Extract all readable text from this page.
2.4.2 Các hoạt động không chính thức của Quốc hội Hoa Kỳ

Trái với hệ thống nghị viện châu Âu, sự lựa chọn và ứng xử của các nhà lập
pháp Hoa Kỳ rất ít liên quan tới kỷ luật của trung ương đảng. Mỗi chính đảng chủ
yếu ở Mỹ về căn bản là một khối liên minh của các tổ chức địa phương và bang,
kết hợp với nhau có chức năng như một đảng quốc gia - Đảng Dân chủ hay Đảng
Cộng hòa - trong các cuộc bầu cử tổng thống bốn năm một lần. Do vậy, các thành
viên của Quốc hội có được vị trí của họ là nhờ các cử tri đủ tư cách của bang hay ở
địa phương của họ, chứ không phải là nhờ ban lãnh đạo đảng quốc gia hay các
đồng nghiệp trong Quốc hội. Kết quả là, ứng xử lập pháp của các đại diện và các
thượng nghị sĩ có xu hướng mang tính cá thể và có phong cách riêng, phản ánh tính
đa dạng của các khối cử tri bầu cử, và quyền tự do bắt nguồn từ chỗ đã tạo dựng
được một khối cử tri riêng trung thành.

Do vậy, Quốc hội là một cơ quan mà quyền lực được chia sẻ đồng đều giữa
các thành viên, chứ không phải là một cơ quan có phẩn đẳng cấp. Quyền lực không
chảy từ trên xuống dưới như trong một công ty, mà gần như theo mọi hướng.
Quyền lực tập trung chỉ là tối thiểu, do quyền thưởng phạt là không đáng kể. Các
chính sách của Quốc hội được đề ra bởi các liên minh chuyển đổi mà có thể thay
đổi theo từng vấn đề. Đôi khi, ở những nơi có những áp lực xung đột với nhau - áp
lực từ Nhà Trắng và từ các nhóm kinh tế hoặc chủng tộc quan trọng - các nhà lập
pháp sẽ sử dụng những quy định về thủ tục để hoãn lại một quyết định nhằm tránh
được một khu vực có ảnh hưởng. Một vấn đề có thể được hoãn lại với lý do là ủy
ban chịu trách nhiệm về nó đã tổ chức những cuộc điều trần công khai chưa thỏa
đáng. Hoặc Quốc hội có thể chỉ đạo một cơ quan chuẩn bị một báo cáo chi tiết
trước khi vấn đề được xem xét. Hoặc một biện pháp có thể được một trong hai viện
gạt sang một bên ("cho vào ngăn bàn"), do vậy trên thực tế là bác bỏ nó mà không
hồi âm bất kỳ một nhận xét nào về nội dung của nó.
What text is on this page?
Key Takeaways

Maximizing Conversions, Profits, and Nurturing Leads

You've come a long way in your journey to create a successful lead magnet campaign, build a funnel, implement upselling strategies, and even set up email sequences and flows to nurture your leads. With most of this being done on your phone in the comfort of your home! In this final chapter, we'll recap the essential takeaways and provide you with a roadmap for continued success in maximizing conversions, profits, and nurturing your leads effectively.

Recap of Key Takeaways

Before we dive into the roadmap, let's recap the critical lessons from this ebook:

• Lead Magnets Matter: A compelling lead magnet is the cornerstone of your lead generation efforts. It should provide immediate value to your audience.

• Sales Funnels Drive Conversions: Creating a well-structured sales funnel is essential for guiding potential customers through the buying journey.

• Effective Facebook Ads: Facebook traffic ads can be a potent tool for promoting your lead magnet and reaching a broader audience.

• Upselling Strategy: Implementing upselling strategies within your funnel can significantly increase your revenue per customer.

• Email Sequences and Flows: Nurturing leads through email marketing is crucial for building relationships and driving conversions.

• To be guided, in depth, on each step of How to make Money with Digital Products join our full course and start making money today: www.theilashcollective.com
==
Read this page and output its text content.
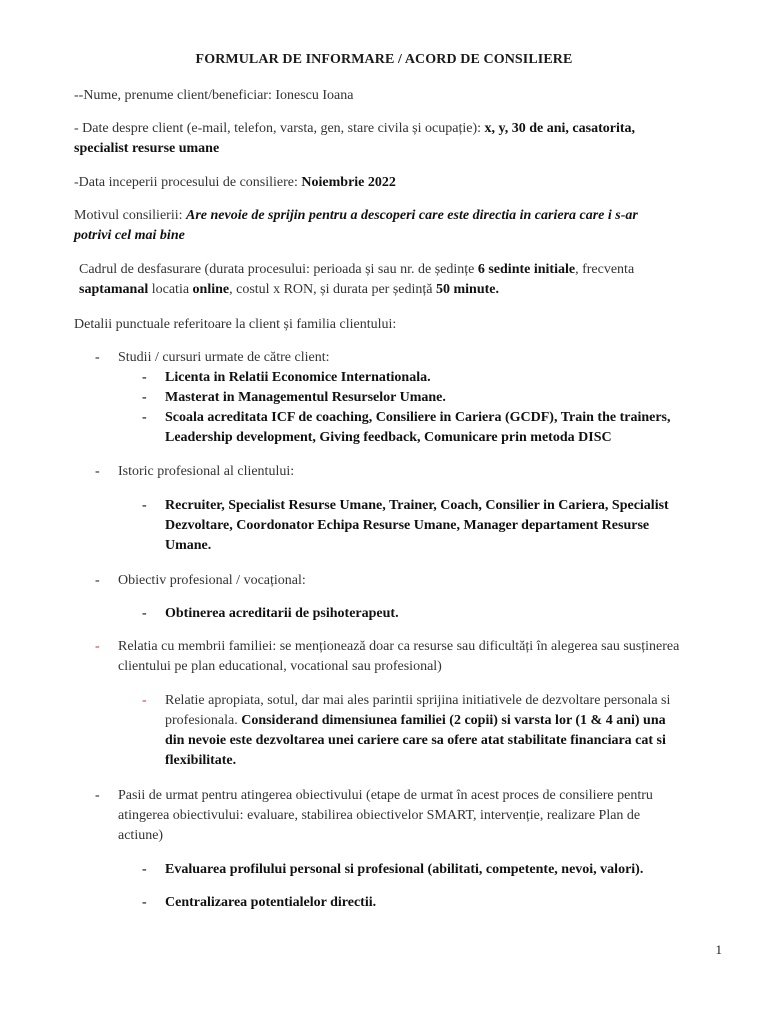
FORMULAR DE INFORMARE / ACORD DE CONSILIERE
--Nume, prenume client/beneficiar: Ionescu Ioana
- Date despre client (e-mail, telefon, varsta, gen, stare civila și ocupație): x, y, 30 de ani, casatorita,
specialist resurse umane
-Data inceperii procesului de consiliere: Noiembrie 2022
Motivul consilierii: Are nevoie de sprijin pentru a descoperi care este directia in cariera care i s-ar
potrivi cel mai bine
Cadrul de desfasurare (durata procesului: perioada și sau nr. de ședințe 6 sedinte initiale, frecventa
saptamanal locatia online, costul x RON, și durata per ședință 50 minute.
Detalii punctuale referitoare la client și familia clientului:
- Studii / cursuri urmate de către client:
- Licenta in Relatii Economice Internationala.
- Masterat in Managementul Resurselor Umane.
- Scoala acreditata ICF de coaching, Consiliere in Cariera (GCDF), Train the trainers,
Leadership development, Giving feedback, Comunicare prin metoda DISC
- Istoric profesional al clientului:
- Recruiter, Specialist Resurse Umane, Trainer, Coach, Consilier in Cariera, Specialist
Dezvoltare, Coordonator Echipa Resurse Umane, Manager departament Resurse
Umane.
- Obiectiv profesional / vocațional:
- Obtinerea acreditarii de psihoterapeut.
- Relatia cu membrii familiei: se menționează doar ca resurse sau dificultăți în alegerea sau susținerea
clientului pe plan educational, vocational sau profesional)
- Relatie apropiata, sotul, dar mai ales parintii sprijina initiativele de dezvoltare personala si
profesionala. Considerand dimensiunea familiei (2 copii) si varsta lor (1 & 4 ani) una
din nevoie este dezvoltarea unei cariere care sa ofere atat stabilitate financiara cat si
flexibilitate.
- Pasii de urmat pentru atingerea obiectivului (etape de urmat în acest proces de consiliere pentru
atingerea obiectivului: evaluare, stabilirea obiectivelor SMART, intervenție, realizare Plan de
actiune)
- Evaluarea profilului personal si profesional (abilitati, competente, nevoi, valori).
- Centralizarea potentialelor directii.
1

**What is required**.
What is the number of lines holding the word "phải"? State it alone.

**Response below**.
2